## Set exercise
Take the listing and print it in full, exactly as given.

#### Source records ####

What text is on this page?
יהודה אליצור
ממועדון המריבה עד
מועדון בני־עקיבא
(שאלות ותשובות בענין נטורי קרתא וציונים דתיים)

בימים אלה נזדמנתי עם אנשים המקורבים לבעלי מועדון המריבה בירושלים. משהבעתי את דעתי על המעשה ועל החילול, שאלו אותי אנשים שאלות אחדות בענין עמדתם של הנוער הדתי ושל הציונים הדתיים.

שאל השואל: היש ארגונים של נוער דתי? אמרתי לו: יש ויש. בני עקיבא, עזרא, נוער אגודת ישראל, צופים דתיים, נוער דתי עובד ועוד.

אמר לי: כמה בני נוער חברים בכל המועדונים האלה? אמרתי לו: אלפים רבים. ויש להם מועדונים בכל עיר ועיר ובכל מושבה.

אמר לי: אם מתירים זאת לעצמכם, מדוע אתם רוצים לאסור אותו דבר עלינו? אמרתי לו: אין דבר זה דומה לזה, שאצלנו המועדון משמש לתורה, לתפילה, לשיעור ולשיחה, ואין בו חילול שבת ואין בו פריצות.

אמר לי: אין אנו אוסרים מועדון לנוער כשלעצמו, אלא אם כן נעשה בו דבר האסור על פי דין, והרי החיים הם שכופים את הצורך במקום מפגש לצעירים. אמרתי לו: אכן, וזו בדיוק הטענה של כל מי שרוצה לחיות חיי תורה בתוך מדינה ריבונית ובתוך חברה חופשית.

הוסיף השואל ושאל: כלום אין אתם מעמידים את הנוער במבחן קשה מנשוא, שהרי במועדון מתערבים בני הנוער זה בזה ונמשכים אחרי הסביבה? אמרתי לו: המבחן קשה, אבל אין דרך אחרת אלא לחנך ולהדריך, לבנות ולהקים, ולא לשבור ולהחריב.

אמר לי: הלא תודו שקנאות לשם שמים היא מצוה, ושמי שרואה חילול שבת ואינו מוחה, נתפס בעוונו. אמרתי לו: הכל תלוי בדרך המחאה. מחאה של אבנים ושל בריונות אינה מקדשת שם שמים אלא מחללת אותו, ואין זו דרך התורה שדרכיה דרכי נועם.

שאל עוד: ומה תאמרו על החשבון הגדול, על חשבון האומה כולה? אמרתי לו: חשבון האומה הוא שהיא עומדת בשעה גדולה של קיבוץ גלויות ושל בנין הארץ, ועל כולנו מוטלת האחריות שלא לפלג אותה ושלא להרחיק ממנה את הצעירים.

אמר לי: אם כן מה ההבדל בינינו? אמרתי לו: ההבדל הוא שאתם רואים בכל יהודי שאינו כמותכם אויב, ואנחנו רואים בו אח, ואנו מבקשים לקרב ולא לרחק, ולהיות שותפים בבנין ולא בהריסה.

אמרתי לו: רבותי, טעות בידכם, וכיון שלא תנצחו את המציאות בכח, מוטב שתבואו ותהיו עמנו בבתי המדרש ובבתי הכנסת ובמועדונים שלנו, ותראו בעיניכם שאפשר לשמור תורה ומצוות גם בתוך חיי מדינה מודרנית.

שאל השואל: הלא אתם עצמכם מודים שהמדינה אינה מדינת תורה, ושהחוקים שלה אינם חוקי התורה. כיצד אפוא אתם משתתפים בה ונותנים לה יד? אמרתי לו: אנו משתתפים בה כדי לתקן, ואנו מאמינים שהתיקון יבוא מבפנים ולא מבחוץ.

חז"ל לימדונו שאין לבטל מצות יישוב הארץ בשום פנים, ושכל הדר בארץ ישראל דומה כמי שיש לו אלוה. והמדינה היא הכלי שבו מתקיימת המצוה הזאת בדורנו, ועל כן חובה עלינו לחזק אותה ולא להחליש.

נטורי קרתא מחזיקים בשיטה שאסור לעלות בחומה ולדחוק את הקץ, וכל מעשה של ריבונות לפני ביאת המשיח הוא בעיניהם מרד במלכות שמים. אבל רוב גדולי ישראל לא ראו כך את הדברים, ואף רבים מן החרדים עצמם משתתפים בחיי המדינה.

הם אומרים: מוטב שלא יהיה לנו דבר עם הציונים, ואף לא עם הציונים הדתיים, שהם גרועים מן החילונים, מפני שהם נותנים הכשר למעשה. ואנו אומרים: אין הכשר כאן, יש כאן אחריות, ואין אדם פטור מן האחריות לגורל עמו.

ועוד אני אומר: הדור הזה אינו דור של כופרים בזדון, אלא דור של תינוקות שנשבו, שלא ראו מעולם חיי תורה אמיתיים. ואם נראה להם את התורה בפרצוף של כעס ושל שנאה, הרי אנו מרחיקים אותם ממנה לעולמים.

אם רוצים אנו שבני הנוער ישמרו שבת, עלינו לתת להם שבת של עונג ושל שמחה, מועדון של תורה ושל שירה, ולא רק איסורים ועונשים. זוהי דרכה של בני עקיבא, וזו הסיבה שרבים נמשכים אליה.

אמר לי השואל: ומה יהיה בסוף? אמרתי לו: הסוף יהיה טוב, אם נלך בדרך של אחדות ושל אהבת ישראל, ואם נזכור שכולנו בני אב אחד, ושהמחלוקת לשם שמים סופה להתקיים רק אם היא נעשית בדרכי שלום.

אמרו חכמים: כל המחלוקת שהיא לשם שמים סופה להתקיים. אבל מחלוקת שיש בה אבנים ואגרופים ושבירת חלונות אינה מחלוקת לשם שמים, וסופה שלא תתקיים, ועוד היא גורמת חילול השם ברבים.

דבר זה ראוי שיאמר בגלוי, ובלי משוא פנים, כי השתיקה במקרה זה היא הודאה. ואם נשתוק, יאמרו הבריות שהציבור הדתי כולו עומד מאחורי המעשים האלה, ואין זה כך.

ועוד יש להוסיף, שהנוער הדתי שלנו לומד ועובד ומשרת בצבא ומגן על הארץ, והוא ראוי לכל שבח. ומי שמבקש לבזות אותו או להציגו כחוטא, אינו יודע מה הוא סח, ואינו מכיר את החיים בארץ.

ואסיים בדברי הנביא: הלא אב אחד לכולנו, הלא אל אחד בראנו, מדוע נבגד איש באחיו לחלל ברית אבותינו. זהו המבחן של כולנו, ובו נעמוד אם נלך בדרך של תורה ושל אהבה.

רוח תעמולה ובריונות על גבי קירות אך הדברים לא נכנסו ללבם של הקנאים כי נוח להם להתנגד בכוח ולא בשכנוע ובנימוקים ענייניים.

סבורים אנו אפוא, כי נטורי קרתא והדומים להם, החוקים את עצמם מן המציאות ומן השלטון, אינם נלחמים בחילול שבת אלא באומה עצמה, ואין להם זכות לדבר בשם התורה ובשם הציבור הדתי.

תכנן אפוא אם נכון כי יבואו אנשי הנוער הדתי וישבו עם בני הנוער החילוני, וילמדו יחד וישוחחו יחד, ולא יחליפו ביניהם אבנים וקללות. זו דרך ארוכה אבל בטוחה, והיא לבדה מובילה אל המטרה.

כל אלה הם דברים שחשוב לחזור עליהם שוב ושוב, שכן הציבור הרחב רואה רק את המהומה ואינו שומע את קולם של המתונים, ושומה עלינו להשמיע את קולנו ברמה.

####

## The response
What text is on this page?
יהודה אליצור
ממועדון המריבה עד
מועדון בני־עקיבא
(שאלות ותשובות בענין נטורי קרתא וציונים דתיים)

בימים אלה נזדמנתי עם אנשים המקורבים לבעלי מועדון המריבה בירושלים. משהבעתי את דעתי על המעשה ועל החילול, שאלו אותי אנשים שאלות אחדות בענין עמדתם של הנוער הדתי ושל הציונים הדתיים.

שאל השואל: היש ארגונים של נוער דתי? אמרתי לו: יש ויש. בני עקיבא, עזרא, נוער אגודת ישראל, צופים דתיים, נוער דתי עובד ועוד.

אמר לי: כמה בני נוער חברים בכל המועדונים האלה? אמרתי לו: אלפים רבים. ויש להם מועדונים בכל עיר ועיר ובכל מושבה.

אמר לי: אם מתירים זאת לעצמכם, מדוע אתם רוצים לאסור אותו דבר עלינו? אמרתי לו: אין דבר זה דומה לזה, שאצלנו המועדון משמש לתורה, לתפילה, לשיעור ולשיחה, ואין בו חילול שבת ואין בו פריצות.

אמר לי: אין אנו אוסרים מועדון לנוער כשלעצמו, אלא אם כן נעשה בו דבר האסור על פי דין, והרי החיים הם שכופים את הצורך במקום מפגש לצעירים. אמרתי לו: אכן, וזו בדיוק הטענה של כל מי שרוצה לחיות חיי תורה בתוך מדינה ריבונית ובתוך חברה חופשית.

הוסיף השואל ושאל: כלום אין אתם מעמידים את הנוער במבחן קשה מנשוא, שהרי במועדון מתערבים בני הנוער זה בזה ונמשכים אחרי הסביבה? אמרתי לו: המבחן קשה, אבל אין דרך אחרת אלא לחנך ולהדריך, לבנות ולהקים, ולא לשבור ולהחריב.

אמר לי: הלא תודו שקנאות לשם שמים היא מצוה, ושמי שרואה חילול שבת ואינו מוחה, נתפס בעוונו. אמרתי לו: הכל תלוי בדרך המחאה. מחאה של אבנים ושל בריונות אינה מקדשת שם שמים אלא מחללת אותו, ואין זו דרך התורה שדרכיה דרכי נועם.

שאל עוד: ומה תאמרו על החשבון הגדול, על חשבון האומה כולה? אמרתי לו: חשבון האומה הוא שהיא עומדת בשעה גדולה של קיבוץ גלויות ושל בנין הארץ, ועל כולנו מוטלת האחריות שלא לפלג אותה ושלא להרחיק ממנה את הצעירים.

אמר לי: אם כן מה ההבדל בינינו? אמרתי לו: ההבדל הוא שאתם רואים בכל יהודי שאינו כמותכם אויב, ואנחנו רואים בו אח, ואנו מבקשים לקרב ולא לרחק, ולהיות שותפים בבנין ולא בהריסה.

אמרתי לו: רבותי, טעות בידכם, וכיון שלא תנצחו את המציאות בכח, מוטב שתבואו ותהיו עמנו בבתי המדרש ובבתי הכנסת ובמועדונים שלנו, ותראו בעיניכם שאפשר לשמור תורה ומצוות גם בתוך חיי מדינה מודרנית.

שאל השואל: הלא אתם עצמכם מודים שהמדינה אינה מדינת תורה, ושהחוקים שלה אינם חוקי התורה. כיצד אפוא אתם משתתפים בה ונותנים לה יד? אמרתי לו: אנו משתתפים בה כדי לתקן, ואנו מאמינים שהתיקון יבוא מבפנים ולא מבחוץ.

חז"ל לימדונו שאין לבטל מצות יישוב הארץ בשום פנים, ושכל הדר בארץ ישראל דומה כמי שיש לו אלוה. והמדינה היא הכלי שבו מתקיימת המצוה הזאת בדורנו, ועל כן חובה עלינו לחזק אותה ולא להחליש.

נטורי קרתא מחזיקים בשיטה שאסור לעלות בחומה ולדחוק את הקץ, וכל מעשה של ריבונות לפני ביאת המשיח הוא בעיניהם מרד במלכות שמים. אבל רוב גדולי ישראל לא ראו כך את הדברים, ואף רבים מן החרדים עצמם משתתפים בחיי המדינה.

הם אומרים: מוטב שלא יהיה לנו דבר עם הציונים, ואף לא עם הציונים הדתיים, שהם גרועים מן החילונים, מפני שהם נותנים הכשר למעשה. ואנו אומרים: אין הכשר כאן, יש כאן אחריות, ואין אדם פטור מן האחריות לגורל עמו.

ועוד אני אומר: הדור הזה אינו דור של כופרים בזדון, אלא דור של תינוקות שנשבו, שלא ראו מעולם חיי תורה אמיתיים. ואם נראה להם את התורה בפרצוף של כעס ושל שנאה, הרי אנו מרחיקים אותם ממנה לעולמים.

אם רוצים אנו שבני הנוער ישמרו שבת, עלינו לתת להם שבת של עונג ושל שמחה, מועדון של תורה ושל שירה, ולא רק איסורים ועונשים. זוהי דרכה של בני עקיבא, וזו הסיבה שרבים נמשכים אליה.

אמר לי השואל: ומה יהיה בסוף? אמרתי לו: הסוף יהיה טוב, אם נלך בדרך של אחדות ושל אהבת ישראל, ואם נזכור שכולנו בני אב אחד, ושהמחלוקת לשם שמים סופה להתקיים רק אם היא נעשית בדרכי שלום.

אמרו חכמים: כל המחלוקת שהיא לשם שמים סופה להתקיים. אבל מחלוקת שיש בה אבנים ואגרופים ושבירת חלונות אינה מחלוקת לשם שמים, וסופה שלא תתקיים, ועוד היא גורמת חילול השם ברבים.

דבר זה ראוי שיאמר בגלוי, ובלי משוא פנים, כי השתיקה במקרה זה היא הודאה. ואם נשתוק, יאמרו הבריות שהציבור הדתי כולו עומד מאחורי המעשים האלה, ואין זה כך.

ועוד יש להוסיף, שהנוער הדתי שלנו לומד ועובד ומשרת בצבא ומגן על הארץ, והוא ראוי לכל שבח. ומי שמבקש לבזות אותו או להציגו כחוטא, אינו יודע מה הוא סח, ואינו מכיר את החיים בארץ.

ואסיים בדברי הנביא: הלא אב אחד לכולנו, הלא אל אחד בראנו, מדוע נבגד איש באחיו לחלל ברית אבותינו. זהו המבחן של כולנו, ובו נעמוד אם נלך בדרך של תורה ושל אהבה.

רוח תעמולה ובריונות על גבי קירות אך הדברים לא נכנסו ללבם של הקנאים כי נוח להם להתנגד בכוח ולא בשכנוע ובנימוקים ענייניים.

סבורים אנו אפוא, כי נטורי קרתא והדומים להם, החוקים את עצמם מן המציאות ומן השלטון, אינם נלחמים בחילול שבת אלא באומה עצמה, ואין להם זכות לדבר בשם התורה ובשם הציבור הדתי.

תכנן אפוא אם נכון כי יבואו אנשי הנוער הדתי וישבו עם בני הנוער החילוני, וילמדו יחד וישוחחו יחד, ולא יחליפו ביניהם אבנים וקללות. זו דרך ארוכה אבל בטוחה, והיא לבדה מובילה אל המטרה.

כל אלה הם דברים שחשוב לחזור עליהם שוב ושוב, שכן הציבור הרחב רואה רק את המהומה ואינו שומע את קולם של המתונים, ושומה עלינו להשמיע את קולנו ברמה.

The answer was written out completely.